• _Task goal_: Return, word for word, every line that follows.
'''
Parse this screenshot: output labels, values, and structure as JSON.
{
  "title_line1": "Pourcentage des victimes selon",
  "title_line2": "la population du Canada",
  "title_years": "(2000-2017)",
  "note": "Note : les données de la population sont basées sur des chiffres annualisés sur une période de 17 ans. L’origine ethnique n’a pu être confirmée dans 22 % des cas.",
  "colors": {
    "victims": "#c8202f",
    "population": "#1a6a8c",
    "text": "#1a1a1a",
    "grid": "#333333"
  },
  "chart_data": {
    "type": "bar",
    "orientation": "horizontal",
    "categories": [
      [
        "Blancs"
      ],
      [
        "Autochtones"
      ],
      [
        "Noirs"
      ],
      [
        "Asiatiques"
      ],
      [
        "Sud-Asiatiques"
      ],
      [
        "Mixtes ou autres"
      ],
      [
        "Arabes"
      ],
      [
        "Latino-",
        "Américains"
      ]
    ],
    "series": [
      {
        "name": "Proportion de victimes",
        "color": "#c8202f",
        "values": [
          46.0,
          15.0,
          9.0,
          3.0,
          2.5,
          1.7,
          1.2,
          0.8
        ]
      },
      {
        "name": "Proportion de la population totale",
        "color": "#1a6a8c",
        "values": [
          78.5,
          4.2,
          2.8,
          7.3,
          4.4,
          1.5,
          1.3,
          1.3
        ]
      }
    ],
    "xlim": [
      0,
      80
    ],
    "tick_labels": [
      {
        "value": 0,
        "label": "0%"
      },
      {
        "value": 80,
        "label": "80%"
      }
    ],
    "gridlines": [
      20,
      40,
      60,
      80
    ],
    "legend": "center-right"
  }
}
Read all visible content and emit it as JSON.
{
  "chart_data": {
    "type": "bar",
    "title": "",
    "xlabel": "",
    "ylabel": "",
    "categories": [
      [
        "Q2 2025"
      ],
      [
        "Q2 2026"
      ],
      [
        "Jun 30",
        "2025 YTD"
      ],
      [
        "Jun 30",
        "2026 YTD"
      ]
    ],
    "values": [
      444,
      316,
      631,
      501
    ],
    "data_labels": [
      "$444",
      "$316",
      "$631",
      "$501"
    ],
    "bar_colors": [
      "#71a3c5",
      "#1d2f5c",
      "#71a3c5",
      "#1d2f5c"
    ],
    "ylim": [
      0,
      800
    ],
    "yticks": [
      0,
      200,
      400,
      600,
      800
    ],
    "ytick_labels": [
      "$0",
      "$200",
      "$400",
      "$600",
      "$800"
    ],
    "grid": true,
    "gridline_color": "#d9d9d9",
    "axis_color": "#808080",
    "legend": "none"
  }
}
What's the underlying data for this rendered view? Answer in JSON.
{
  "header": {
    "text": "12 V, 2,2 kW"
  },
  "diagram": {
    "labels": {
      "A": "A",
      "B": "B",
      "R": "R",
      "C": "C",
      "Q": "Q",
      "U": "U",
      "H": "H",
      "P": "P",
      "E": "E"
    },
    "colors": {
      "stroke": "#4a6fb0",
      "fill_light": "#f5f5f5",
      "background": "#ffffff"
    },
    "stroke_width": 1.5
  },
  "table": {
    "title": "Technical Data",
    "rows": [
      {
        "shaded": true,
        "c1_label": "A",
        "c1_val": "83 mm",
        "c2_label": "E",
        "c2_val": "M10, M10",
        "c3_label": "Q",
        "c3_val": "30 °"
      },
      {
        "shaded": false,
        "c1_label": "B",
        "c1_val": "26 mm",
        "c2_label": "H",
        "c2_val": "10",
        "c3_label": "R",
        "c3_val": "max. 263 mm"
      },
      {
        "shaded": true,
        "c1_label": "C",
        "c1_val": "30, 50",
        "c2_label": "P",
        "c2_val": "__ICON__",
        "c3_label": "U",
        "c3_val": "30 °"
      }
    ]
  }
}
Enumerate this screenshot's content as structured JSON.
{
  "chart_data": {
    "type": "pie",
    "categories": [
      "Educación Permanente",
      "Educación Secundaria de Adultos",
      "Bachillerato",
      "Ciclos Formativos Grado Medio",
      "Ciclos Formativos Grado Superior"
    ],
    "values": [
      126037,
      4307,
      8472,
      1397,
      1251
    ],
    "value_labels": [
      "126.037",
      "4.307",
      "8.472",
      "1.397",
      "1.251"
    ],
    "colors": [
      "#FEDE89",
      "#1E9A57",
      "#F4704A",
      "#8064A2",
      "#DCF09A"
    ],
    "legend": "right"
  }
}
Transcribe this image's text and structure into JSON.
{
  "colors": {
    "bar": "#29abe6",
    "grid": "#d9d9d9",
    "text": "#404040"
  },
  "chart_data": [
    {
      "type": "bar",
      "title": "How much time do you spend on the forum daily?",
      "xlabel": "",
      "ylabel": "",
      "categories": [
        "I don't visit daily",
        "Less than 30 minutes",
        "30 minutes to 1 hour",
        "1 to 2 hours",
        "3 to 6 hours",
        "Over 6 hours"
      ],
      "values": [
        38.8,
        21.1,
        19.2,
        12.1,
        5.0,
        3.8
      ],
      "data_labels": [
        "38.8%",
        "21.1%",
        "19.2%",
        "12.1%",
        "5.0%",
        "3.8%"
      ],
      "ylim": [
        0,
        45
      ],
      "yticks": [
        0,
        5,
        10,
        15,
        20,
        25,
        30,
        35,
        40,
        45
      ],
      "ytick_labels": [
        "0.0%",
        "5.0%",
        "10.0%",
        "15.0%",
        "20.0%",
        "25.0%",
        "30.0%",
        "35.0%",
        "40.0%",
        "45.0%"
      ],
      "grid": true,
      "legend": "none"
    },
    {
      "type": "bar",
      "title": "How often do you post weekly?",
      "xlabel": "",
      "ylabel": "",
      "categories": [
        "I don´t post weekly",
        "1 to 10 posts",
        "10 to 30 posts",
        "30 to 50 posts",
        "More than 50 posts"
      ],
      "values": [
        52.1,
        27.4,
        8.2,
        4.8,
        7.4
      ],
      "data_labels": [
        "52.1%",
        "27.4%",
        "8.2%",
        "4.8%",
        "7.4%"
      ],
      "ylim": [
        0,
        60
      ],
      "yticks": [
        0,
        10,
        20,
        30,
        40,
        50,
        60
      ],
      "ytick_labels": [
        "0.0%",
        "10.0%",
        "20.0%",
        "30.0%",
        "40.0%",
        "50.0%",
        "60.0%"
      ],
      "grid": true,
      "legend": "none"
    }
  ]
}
'''
• _Complete answer_:
Parse this screenshot: output labels, values, and structure as JSON.
{
  "title_line1": "Pourcentage des victimes selon",
  "title_line2": "la population du Canada",
  "title_years": "(2000-2017)",
  "note": "Note : les données de la population sont basées sur des chiffres annualisés sur une période de 17 ans. L’origine ethnique n’a pu être confirmée dans 22 % des cas.",
  "colors": {
    "victims": "#c8202f",
    "population": "#1a6a8c",
    "text": "#1a1a1a",
    "grid": "#333333"
  },
  "chart_data": {
    "type": "bar",
    "orientation": "horizontal",
    "categories": [
      [
        "Blancs"
      ],
      [
        "Autochtones"
      ],
      [
        "Noirs"
      ],
      [
        "Asiatiques"
      ],
      [
        "Sud-Asiatiques"
      ],
      [
        "Mixtes ou autres"
      ],
      [
        "Arabes"
      ],
      [
        "Latino-",
        "Américains"
      ]
    ],
    "series": [
      {
        "name": "Proportion de victimes",
        "color": "#c8202f",
        "values": [
          46.0,
          15.0,
          9.0,
          3.0,
          2.5,
          1.7,
          1.2,
          0.8
        ]
      },
      {
        "name": "Proportion de la population totale",
        "color": "#1a6a8c",
        "values": [
          78.5,
          4.2,
          2.8,
          7.3,
          4.4,
          1.5,
          1.3,
          1.3
        ]
      }
    ],
    "xlim": [
      0,
      80
    ],
    "tick_labels": [
      {
        "value": 0,
        "label": "0%"
      },
      {
        "value": 80,
        "label": "80%"
      }
    ],
    "gridlines": [
      20,
      40,
      60,
      80
    ],
    "legend": "center-right"
  }
}
Read all visible content and emit it as JSON.
{
  "chart_data": {
    "type": "bar",
    "title": "",
    "xlabel": "",
    "ylabel": "",
    "categories": [
      [
        "Q2 2025"
      ],
      [
        "Q2 2026"
      ],
      [
        "Jun 30",
        "2025 YTD"
      ],
      [
        "Jun 30",
        "2026 YTD"
      ]
    ],
    "values": [
      444,
      316,
      631,
      501
    ],
    "data_labels": [
      "$444",
      "$316",
      "$631",
      "$501"
    ],
    "bar_colors": [
      "#71a3c5",
      "#1d2f5c",
      "#71a3c5",
      "#1d2f5c"
    ],
    "ylim": [
      0,
      800
    ],
    "yticks": [
      0,
      200,
      400,
      600,
      800
    ],
    "ytick_labels": [
      "$0",
      "$200",
      "$400",
      "$600",
      "$800"
    ],
    "grid": true,
    "gridline_color": "#d9d9d9",
    "axis_color": "#808080",
    "legend": "none"
  }
}
What's the underlying data for this rendered view? Answer in JSON.
{
  "header": {
    "text": "12 V, 2,2 kW"
  },
  "diagram": {
    "labels": {
      "A": "A",
      "B": "B",
      "R": "R",
      "C": "C",
      "Q": "Q",
      "U": "U",
      "H": "H",
      "P": "P",
      "E": "E"
    },
    "colors": {
      "stroke": "#4a6fb0",
      "fill_light": "#f5f5f5",
      "background": "#ffffff"
    },
    "stroke_width": 1.5
  },
  "table": {
    "title": "Technical Data",
    "rows": [
      {
        "shaded": true,
        "c1_label": "A",
        "c1_val": "83 mm",
        "c2_label": "E",
        "c2_val": "M10, M10",
        "c3_label": "Q",
        "c3_val": "30 °"
      },
      {
        "shaded": false,
        "c1_label": "B",
        "c1_val": "26 mm",
        "c2_label": "H",
        "c2_val": "10",
        "c3_label": "R",
        "c3_val": "max. 263 mm"
      },
      {
        "shaded": true,
        "c1_label": "C",
        "c1_val": "30, 50",
        "c2_label": "P",
        "c2_val": "__ICON__",
        "c3_label": "U",
        "c3_val": "30 °"
      }
    ]
  }
}
Enumerate this screenshot's content as structured JSON.
{
  "chart_data": {
    "type": "pie",
    "categories": [
      "Educación Permanente",
      "Educación Secundaria de Adultos",
      "Bachillerato",
      "Ciclos Formativos Grado Medio",
      "Ciclos Formativos Grado Superior"
    ],
    "values": [
      126037,
      4307,
      8472,
      1397,
      1251
    ],
    "value_labels": [
      "126.037",
      "4.307",
      "8.472",
      "1.397",
      "1.251"
    ],
    "colors": [
      "#FEDE89",
      "#1E9A57",
      "#F4704A",
      "#8064A2",
      "#DCF09A"
    ],
    "legend": "right"
  }
}
Transcribe this image's text and structure into JSON.
{
  "colors": {
    "bar": "#29abe6",
    "grid": "#d9d9d9",
    "text": "#404040"
  },
  "chart_data": [
    {
      "type": "bar",
      "title": "How much time do you spend on the forum daily?",
      "xlabel": "",
      "ylabel": "",
      "categories": [
        "I don't visit daily",
        "Less than 30 minutes",
        "30 minutes to 1 hour",
        "1 to 2 hours",
        "3 to 6 hours",
        "Over 6 hours"
      ],
      "values": [
        38.8,
        21.1,
        19.2,
        12.1,
        5.0,
        3.8
      ],
      "data_labels": [
        "38.8%",
        "21.1%",
        "19.2%",
        "12.1%",
        "5.0%",
        "3.8%"
      ],
      "ylim": [
        0,
        45
      ],
      "yticks": [
        0,
        5,
        10,
        15,
        20,
        25,
        30,
        35,
        40,
        45
      ],
      "ytick_labels": [
        "0.0%",
        "5.0%",
        "10.0%",
        "15.0%",
        "20.0%",
        "25.0%",
        "30.0%",
        "35.0%",
        "40.0%",
        "45.0%"
      ],
      "grid": true,
      "legend": "none"
    },
    {
      "type": "bar",
      "title": "How often do you post weekly?",
      "xlabel": "",
      "ylabel": "",
      "categories": [
        "I don´t post weekly",
        "1 to 10 posts",
        "10 to 30 posts",
        "30 to 50 posts",
        "More than 50 posts"
      ],
      "values": [
        52.1,
        27.4,
        8.2,
        4.8,
        7.4
      ],
      "data_labels": [
        "52.1%",
        "27.4%",
        "8.2%",
        "4.8%",
        "7.4%"
      ],
      "ylim": [
        0,
        60
      ],
      "yticks": [
        0,
        10,
        20,
        30,
        40,
        50,
        60
      ],
      "ytick_labels": [
        "0.0%",
        "10.0%",
        "20.0%",
        "30.0%",
        "40.0%",
        "50.0%",
        "60.0%"
      ],
      "grid": true,
      "legend": "none"
    }
  ]
}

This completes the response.